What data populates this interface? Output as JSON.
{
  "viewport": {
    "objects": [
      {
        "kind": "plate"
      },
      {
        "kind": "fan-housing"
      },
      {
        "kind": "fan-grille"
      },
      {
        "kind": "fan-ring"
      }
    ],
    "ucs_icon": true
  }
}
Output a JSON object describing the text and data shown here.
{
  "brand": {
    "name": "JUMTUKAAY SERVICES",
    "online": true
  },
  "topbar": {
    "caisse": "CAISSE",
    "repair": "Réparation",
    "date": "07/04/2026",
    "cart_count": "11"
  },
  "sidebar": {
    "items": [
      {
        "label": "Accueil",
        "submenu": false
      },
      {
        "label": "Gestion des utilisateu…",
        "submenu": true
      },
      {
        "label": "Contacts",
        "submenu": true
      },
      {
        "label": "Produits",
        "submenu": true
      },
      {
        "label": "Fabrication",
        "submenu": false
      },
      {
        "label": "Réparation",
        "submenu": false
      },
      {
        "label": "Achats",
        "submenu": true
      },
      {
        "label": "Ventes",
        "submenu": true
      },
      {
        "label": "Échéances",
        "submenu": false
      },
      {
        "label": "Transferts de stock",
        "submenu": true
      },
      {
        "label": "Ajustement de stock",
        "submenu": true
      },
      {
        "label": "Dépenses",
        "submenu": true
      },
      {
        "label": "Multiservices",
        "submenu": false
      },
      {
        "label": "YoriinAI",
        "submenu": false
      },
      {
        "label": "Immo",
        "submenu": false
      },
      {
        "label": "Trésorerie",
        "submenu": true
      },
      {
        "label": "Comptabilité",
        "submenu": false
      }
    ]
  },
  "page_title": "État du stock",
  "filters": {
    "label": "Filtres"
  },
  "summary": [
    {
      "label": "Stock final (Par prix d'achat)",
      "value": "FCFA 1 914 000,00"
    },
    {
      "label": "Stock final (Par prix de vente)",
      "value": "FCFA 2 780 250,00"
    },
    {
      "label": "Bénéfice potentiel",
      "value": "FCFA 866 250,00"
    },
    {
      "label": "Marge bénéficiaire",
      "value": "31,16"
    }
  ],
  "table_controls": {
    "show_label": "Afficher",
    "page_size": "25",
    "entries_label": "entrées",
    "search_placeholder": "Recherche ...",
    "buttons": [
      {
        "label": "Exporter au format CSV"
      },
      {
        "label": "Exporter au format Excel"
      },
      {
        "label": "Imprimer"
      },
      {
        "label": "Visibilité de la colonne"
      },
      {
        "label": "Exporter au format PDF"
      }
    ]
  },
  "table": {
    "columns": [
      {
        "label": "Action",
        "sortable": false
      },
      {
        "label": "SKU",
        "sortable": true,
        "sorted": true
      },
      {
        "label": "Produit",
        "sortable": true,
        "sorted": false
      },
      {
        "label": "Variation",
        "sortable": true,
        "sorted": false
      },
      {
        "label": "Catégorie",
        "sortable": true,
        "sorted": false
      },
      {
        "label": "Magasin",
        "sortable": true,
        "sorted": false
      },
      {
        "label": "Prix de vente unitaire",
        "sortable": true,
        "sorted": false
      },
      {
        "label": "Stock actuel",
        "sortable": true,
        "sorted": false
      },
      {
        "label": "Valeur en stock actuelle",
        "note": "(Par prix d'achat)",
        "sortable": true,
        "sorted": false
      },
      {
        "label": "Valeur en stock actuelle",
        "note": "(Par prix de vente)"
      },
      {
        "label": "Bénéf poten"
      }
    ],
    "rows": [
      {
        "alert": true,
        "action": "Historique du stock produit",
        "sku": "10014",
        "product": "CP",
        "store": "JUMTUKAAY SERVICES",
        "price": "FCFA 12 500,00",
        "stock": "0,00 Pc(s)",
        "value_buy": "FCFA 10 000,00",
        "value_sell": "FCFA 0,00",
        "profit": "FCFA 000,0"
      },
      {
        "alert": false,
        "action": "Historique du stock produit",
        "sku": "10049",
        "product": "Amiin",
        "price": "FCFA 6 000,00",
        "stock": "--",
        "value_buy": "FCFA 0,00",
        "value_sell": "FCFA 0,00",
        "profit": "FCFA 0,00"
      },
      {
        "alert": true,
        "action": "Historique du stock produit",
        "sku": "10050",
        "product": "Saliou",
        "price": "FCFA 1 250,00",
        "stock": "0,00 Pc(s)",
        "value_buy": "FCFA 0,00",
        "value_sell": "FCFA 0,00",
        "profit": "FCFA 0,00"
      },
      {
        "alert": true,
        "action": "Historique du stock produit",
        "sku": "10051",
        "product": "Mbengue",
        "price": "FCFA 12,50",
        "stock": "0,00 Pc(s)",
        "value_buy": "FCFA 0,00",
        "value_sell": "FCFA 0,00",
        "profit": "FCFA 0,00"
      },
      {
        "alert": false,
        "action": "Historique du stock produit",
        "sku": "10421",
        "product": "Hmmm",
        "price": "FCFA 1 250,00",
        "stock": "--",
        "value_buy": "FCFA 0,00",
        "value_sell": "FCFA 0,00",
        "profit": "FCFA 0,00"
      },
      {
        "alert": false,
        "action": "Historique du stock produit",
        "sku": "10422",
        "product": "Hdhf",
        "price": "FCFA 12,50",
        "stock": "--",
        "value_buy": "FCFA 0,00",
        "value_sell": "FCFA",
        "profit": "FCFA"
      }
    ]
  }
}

--------

Exercise: From the records above, pick out and copy each line holding the word "Réparation".

Output of the task:
    "repair": "Réparation",
        "label": "Réparation",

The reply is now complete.